▸ Estratto del documento

'''

Shortage e caro polimeri hanno toccato anche il vostro settore?
Non si è arrivati al raddoppio dei prezzi, ma ad aumenti nell’ordine del 15-25%, che rappresentano comunque un fattore eccezionale, dato che storicamente i biopolimeri non soffrono di variazioni repentine, mostrando andamenti abbastanza stabili nell’arco di un anno. Essendo però il nostro settore molto più ristretto rispetto a quello delle plastiche tradizionali, anche la minima variazione può essere destabilizzante. Un problema ulteriore è stata la carenza di alcuni monomeri indispensabili per la produzione di materiale compostabile a seguito delle politiche commerciali attuate dalla Cina al momento della ripresa. A tutto questo va sommata una certa preoccupazione per i possibili effetti inflattivi che, se uniti al rallentamento dell’economia, potrebbero portare a effetti gravi.

Il vero valore aggiunto delle bioplastiche è il fine vita del manufatto, legato a doppio filo con una corretta raccolta della frazione organica, che vede l’Italia tra i paesi leader in EuropaLuca Bianconi

La Direttiva SUP non fa distinzioni tra plastiche tradizionali e bioplastiche, ma l’Italia sembra stia avviando un cammino diverso. Ritiene che sia la scelta corretta?
Nella direttiva SUP troviamo una chiara definizione di plastica compostabile e la messa al bando delle plastiche oxodegradabili (plastiche tradizionali con additivi pro degradanti) perché non biodegradabili e compostabili. È quindi ragionevole pensare che in Italia ci siano chiari spazi per attuare una transizione – già avviata da tempo dal mondo industriale e dalla GDO – verso materiali plastici compostabili in stretta connessione con la raccolta differenziata della frazione organica e mantenendo le dovute garanzie di igiene e sicurezza alimentare. Ritengo inoltre che sia necessario puntare a una progressiva diminuzione di certi tipi di materiali per i monouso, come già avvenuto in passato con la legge sulle buste della spesa. Quindi, in sintesi, sono convinto che il monouso compostabile sia uno strumento per continuare nella virtuosa politica di raccolta e valorizzazione della frazione organica attraverso la produzione di compost di qualità e per porre l’Italia come dimostratore di riconversione di un intero settore industriale in ottica non sostitutiva 1:1.

'''

▸ Esercizi da svolgere
1/ Secondo il testo sulle bioplastiche, di quanto sono aumentati i prezzi nel settore?
2/ Scriva il seguito del testo sulle bioplastiche, riprendendo subito dopo la sua ultima frase.
I dati non hanno alcun legame con il testo sulle bioplastiche.

▸ Dati forniti
'''

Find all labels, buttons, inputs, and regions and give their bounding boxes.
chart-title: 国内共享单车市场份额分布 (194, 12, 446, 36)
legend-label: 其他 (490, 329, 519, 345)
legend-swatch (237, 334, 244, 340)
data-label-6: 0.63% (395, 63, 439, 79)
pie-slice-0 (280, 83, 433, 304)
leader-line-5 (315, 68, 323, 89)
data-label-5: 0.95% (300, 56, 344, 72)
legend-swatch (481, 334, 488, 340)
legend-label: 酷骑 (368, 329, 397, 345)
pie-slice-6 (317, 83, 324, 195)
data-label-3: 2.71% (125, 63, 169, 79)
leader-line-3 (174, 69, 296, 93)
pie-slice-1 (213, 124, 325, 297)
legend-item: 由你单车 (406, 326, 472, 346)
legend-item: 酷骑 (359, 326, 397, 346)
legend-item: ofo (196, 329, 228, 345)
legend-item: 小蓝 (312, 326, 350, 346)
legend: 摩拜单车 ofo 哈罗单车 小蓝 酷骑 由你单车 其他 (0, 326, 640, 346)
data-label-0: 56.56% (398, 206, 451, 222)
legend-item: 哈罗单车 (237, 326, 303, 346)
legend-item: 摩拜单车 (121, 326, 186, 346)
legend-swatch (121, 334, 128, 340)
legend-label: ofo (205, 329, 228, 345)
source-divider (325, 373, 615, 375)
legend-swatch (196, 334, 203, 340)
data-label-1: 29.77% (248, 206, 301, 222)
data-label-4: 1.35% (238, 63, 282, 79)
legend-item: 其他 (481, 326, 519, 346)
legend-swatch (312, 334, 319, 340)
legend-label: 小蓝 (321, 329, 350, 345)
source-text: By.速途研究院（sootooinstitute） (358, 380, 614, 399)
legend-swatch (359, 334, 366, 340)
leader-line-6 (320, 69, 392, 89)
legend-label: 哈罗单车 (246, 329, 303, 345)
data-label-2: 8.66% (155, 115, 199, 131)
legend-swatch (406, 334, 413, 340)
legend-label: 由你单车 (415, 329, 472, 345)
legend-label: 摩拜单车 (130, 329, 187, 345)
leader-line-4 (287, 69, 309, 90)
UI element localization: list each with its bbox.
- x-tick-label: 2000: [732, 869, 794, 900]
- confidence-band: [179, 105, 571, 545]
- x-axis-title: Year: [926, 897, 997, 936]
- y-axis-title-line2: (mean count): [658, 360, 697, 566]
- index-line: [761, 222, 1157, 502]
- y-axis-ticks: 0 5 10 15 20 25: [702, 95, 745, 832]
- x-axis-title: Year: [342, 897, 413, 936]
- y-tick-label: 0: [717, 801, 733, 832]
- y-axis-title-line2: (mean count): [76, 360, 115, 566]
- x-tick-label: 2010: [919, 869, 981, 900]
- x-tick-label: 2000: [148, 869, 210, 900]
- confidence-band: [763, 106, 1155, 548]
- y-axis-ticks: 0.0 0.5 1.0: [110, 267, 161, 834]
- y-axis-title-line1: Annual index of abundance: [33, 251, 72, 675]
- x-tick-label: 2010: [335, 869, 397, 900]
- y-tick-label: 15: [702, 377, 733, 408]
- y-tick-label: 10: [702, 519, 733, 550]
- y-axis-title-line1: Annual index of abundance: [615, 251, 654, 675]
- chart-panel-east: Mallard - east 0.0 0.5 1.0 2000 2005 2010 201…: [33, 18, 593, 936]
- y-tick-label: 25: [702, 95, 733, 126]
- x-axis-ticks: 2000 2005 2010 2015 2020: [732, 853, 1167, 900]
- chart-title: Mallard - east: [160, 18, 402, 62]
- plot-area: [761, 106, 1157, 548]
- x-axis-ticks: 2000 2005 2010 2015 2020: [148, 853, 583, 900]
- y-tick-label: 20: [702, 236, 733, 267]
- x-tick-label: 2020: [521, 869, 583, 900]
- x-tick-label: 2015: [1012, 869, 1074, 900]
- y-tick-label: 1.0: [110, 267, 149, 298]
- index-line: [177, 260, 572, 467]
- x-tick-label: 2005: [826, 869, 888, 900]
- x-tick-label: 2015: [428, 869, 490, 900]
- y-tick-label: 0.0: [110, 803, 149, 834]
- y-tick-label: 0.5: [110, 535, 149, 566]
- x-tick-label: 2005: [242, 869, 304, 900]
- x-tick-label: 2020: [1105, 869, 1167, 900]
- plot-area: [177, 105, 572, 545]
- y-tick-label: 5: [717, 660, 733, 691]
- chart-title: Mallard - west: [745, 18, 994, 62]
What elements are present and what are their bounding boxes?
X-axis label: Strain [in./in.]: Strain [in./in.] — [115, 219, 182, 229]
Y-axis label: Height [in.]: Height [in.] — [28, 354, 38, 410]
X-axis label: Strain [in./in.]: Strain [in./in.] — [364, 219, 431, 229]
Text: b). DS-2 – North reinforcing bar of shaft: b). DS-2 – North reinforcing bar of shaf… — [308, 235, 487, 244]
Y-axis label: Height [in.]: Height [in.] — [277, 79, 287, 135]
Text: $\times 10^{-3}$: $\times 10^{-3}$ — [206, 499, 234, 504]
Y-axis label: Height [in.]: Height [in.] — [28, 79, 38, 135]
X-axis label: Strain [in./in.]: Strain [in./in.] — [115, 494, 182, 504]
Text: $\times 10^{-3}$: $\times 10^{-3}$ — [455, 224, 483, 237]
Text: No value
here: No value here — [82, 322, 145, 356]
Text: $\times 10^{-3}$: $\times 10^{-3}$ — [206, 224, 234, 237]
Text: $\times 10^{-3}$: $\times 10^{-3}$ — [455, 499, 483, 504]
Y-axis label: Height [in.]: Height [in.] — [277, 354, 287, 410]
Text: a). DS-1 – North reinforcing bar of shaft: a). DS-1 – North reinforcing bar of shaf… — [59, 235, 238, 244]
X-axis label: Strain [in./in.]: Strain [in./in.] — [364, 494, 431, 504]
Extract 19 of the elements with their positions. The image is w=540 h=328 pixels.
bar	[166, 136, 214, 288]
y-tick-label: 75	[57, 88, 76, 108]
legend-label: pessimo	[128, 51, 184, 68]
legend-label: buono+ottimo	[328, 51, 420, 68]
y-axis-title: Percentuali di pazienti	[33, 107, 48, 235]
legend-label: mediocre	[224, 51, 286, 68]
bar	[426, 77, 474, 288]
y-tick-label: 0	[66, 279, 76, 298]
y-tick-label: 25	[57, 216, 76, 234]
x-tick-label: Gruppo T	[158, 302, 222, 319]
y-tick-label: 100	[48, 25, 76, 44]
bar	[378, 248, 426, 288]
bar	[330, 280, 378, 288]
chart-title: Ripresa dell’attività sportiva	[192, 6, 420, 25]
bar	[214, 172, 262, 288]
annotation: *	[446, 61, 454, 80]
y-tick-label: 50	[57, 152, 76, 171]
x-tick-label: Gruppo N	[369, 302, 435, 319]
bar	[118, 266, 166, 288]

'''

▸ Soluzioni dell'esercizio
1/ Gli aumenti sono stati nell'ordine del 15-25%.

2/
C’è chi pensa che le associazioni di categoria di riferimento per le bioplastiche e le plastiche tradizionali non abbiano costituito un fronte comune per ribattere alla campagna plastic-free. Ritiene che sia davvero così?
È difficile giudicare un processo fatto di logiche complesse… Il mondo della plastica può fare fronte comune se si parla di cultura anti-spreco e per informare il consumatore sulle modalità di differenziazione al fine di arrivare a un riciclo sempre più corretto e puntuale. Diventa però meno agevole uniformare pareri e azioni quando sono in gioco gli interessi di due mondi diversi. E, in questo caso, le associazioni che rappresentano le industrie della plastica e della bioplastica possono legittimamente scegliere di perseguire al meglio i propri interessi, che tuttavia non sempre coincidono. Infine, sono convinto che la nascita di Biorepack (il consorzio EPR delle bioplastiche) e la sua collocazione in ambito Conai potrà contribuire ad aumentare la consapevolezza e l’informazione a tutti i livelli.

Parlando di sogni. Nel futuro di Polycart cosa vede?
Non è facile dirlo, perché il nostro settore sta evolvendo in modo talmente rapido da rendere molto complicata qualsiasi previsione accurata oltre un orizzonte temporale di due anni. Certamente la pandemia ha ulteriormente complicato la situazione, ma auspico che quanto accaduto ci costringerà a ripensare modi di produrre, riportando in Italia tante lavorazioni che oggi sono regolate solo ed esclusivamente da un’attenzione ossessiva per il prezzo. Vedo insomma l’occasione per l’imprenditoria italiana di reimpossessarsi della capacità di produrre e offrire qualità, alzando l’asticella senza adeguarsi alla mediocrità degli altri.